(Extracts from a graphics dataset)

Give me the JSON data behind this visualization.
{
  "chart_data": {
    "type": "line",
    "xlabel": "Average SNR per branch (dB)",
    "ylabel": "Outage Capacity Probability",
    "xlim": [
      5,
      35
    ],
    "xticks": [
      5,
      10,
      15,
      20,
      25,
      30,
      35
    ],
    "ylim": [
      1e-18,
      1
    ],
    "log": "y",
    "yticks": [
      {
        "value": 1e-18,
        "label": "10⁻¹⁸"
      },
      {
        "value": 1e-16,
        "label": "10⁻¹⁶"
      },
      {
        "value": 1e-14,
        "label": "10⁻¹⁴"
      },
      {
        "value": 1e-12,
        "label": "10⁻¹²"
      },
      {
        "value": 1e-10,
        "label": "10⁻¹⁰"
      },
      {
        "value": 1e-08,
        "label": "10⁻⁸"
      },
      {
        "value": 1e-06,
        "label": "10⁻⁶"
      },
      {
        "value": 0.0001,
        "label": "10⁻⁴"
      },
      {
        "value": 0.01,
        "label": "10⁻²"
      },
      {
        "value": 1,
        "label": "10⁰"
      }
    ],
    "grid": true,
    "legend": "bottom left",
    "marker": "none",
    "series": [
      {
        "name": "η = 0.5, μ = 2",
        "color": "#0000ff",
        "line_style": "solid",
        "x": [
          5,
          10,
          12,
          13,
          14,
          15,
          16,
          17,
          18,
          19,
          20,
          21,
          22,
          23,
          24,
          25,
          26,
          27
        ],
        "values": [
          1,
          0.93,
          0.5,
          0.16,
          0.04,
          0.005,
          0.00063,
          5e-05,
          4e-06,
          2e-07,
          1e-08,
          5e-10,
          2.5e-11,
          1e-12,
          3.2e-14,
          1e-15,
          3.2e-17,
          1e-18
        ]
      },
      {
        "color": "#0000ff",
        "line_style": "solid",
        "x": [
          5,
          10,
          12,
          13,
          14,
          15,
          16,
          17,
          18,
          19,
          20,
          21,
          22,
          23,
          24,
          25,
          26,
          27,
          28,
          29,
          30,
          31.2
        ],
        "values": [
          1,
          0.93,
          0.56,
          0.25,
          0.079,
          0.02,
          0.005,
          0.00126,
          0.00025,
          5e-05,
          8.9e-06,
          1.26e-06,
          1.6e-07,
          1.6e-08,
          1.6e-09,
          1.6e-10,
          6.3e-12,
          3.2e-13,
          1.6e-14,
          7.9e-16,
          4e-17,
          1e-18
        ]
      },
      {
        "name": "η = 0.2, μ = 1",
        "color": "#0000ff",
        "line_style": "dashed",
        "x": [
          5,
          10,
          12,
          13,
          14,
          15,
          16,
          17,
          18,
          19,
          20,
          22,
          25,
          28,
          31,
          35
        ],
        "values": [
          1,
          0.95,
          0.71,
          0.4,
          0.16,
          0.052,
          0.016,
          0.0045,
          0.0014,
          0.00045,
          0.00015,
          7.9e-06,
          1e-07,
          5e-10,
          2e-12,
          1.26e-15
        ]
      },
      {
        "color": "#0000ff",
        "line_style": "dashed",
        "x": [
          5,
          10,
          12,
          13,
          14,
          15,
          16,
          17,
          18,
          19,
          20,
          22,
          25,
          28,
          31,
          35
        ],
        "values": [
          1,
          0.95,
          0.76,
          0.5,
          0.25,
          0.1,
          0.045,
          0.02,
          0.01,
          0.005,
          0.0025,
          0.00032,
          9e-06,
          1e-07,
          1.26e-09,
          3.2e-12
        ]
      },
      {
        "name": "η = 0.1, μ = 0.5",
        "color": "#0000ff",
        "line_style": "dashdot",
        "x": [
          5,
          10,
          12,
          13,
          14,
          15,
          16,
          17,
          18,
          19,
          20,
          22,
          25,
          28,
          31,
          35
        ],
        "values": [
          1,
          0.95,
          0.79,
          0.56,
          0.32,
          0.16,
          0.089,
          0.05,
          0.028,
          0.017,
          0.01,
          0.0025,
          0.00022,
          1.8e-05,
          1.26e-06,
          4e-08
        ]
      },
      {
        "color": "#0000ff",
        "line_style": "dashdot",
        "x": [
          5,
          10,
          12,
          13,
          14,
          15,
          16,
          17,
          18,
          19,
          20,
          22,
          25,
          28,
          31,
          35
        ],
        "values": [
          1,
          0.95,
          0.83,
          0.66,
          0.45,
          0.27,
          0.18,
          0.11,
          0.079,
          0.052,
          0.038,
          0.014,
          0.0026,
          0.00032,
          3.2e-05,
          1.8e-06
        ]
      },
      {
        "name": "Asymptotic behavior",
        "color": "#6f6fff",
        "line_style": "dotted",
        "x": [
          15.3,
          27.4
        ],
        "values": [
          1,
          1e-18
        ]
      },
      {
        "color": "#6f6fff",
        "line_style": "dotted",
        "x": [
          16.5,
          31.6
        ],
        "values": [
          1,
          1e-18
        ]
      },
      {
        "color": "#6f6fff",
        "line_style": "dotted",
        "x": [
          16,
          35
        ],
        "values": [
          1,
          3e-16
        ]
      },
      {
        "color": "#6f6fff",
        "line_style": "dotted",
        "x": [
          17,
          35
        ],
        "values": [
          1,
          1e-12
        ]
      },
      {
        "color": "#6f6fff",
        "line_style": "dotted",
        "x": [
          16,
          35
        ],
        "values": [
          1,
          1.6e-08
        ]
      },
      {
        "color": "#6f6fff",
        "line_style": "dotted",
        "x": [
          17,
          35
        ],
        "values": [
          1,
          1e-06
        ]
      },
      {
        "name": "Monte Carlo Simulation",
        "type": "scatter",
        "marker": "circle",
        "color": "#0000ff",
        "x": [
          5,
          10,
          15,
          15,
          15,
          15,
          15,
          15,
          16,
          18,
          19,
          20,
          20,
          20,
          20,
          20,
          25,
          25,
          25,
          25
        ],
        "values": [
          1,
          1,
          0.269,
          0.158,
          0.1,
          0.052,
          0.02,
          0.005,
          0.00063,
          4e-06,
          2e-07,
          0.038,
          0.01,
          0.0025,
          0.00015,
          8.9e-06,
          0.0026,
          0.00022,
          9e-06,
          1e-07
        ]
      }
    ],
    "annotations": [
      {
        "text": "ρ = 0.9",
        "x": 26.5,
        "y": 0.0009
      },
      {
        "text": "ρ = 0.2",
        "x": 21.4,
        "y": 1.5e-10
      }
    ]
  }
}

• **Do this**
Make an exact copy of the listing, including every line.

• **Result for this exercise**
Give me the JSON data behind this visualization.
{
  "chart_data": {
    "type": "line",
    "xlabel": "Average SNR per branch (dB)",
    "ylabel": "Outage Capacity Probability",
    "xlim": [
      5,
      35
    ],
    "xticks": [
      5,
      10,
      15,
      20,
      25,
      30,
      35
    ],
    "ylim": [
      1e-18,
      1
    ],
    "log": "y",
    "yticks": [
      {
        "value": 1e-18,
        "label": "10⁻¹⁸"
      },
      {
        "value": 1e-16,
        "label": "10⁻¹⁶"
      },
      {
        "value": 1e-14,
        "label": "10⁻¹⁴"
      },
      {
        "value": 1e-12,
        "label": "10⁻¹²"
      },
      {
        "value": 1e-10,
        "label": "10⁻¹⁰"
      },
      {
        "value": 1e-08,
        "label": "10⁻⁸"
      },
      {
        "value": 1e-06,
        "label": "10⁻⁶"
      },
      {
        "value": 0.0001,
        "label": "10⁻⁴"
      },
      {
        "value": 0.01,
        "label": "10⁻²"
      },
      {
        "value": 1,
        "label": "10⁰"
      }
    ],
    "grid": true,
    "legend": "bottom left",
    "marker": "none",
    "series": [
      {
        "name": "η = 0.5, μ = 2",
        "color": "#0000ff",
        "line_style": "solid",
        "x": [
          5,
          10,
          12,
          13,
          14,
          15,
          16,
          17,
          18,
          19,
          20,
          21,
          22,
          23,
          24,
          25,
          26,
          27
        ],
        "values": [
          1,
          0.93,
          0.5,
          0.16,
          0.04,
          0.005,
          0.00063,
          5e-05,
          4e-06,
          2e-07,
          1e-08,
          5e-10,
          2.5e-11,
          1e-12,
          3.2e-14,
          1e-15,
          3.2e-17,
          1e-18
        ]
      },
      {
        "color": "#0000ff",
        "line_style": "solid",
        "x": [
          5,
          10,
          12,
          13,
          14,
          15,
          16,
          17,
          18,
          19,
          20,
          21,
          22,
          23,
          24,
          25,
          26,
          27,
          28,
          29,
          30,
          31.2
        ],
        "values": [
          1,
          0.93,
          0.56,
          0.25,
          0.079,
          0.02,
          0.005,
          0.00126,
          0.00025,
          5e-05,
          8.9e-06,
          1.26e-06,
          1.6e-07,
          1.6e-08,
          1.6e-09,
          1.6e-10,
          6.3e-12,
          3.2e-13,
          1.6e-14,
          7.9e-16,
          4e-17,
          1e-18
        ]
      },
      {
        "name": "η = 0.2, μ = 1",
        "color": "#0000ff",
        "line_style": "dashed",
        "x": [
          5,
          10,
          12,
          13,
          14,
          15,
          16,
          17,
          18,
          19,
          20,
          22,
          25,
          28,
          31,
          35
        ],
        "values": [
          1,
          0.95,
          0.71,
          0.4,
          0.16,
          0.052,
          0.016,
          0.0045,
          0.0014,
          0.00045,
          0.00015,
          7.9e-06,
          1e-07,
          5e-10,
          2e-12,
          1.26e-15
        ]
      },
      {
        "color": "#0000ff",
        "line_style": "dashed",
        "x": [
          5,
          10,
          12,
          13,
          14,
          15,
          16,
          17,
          18,
          19,
          20,
          22,
          25,
          28,
          31,
          35
        ],
        "values": [
          1,
          0.95,
          0.76,
          0.5,
          0.25,
          0.1,
          0.045,
          0.02,
          0.01,
          0.005,
          0.0025,
          0.00032,
          9e-06,
          1e-07,
          1.26e-09,
          3.2e-12
        ]
      },
      {
        "name": "η = 0.1, μ = 0.5",
        "color": "#0000ff",
        "line_style": "dashdot",
        "x": [
          5,
          10,
          12,
          13,
          14,
          15,
          16,
          17,
          18,
          19,
          20,
          22,
          25,
          28,
          31,
          35
        ],
        "values": [
          1,
          0.95,
          0.79,
          0.56,
          0.32,
          0.16,
          0.089,
          0.05,
          0.028,
          0.017,
          0.01,
          0.0025,
          0.00022,
          1.8e-05,
          1.26e-06,
          4e-08
        ]
      },
      {
        "color": "#0000ff",
        "line_style": "dashdot",
        "x": [
          5,
          10,
          12,
          13,
          14,
          15,
          16,
          17,
          18,
          19,
          20,
          22,
          25,
          28,
          31,
          35
        ],
        "values": [
          1,
          0.95,
          0.83,
          0.66,
          0.45,
          0.27,
          0.18,
          0.11,
          0.079,
          0.052,
          0.038,
          0.014,
          0.0026,
          0.00032,
          3.2e-05,
          1.8e-06
        ]
      },
      {
        "name": "Asymptotic behavior",
        "color": "#6f6fff",
        "line_style": "dotted",
        "x": [
          15.3,
          27.4
        ],
        "values": [
          1,
          1e-18
        ]
      },
      {
        "color": "#6f6fff",
        "line_style": "dotted",
        "x": [
          16.5,
          31.6
        ],
        "values": [
          1,
          1e-18
        ]
      },
      {
        "color": "#6f6fff",
        "line_style": "dotted",
        "x": [
          16,
          35
        ],
        "values": [
          1,
          3e-16
        ]
      },
      {
        "color": "#6f6fff",
        "line_style": "dotted",
        "x": [
          17,
          35
        ],
        "values": [
          1,
          1e-12
        ]
      },
      {
        "color": "#6f6fff",
        "line_style": "dotted",
        "x": [
          16,
          35
        ],
        "values": [
          1,
          1.6e-08
        ]
      },
      {
        "color": "#6f6fff",
        "line_style": "dotted",
        "x": [
          17,
          35
        ],
        "values": [
          1,
          1e-06
        ]
      },
      {
        "name": "Monte Carlo Simulation",
        "type": "scatter",
        "marker": "circle",
        "color": "#0000ff",
        "x": [
          5,
          10,
          15,
          15,
          15,
          15,
          15,
          15,
          16,
          18,
          19,
          20,
          20,
          20,
          20,
          20,
          25,
          25,
          25,
          25
        ],
        "values": [
          1,
          1,
          0.269,
          0.158,
          0.1,
          0.052,
          0.02,
          0.005,
          0.00063,
          4e-06,
          2e-07,
          0.038,
          0.01,
          0.0025,
          0.00015,
          8.9e-06,
          0.0026,
          0.00022,
          9e-06,
          1e-07
        ]
      }
    ],
    "annotations": [
      {
        "text": "ρ = 0.9",
        "x": 26.5,
        "y": 0.0009
      },
      {
        "text": "ρ = 0.2",
        "x": 21.4,
        "y": 1.5e-10
      }
    ]
  }
}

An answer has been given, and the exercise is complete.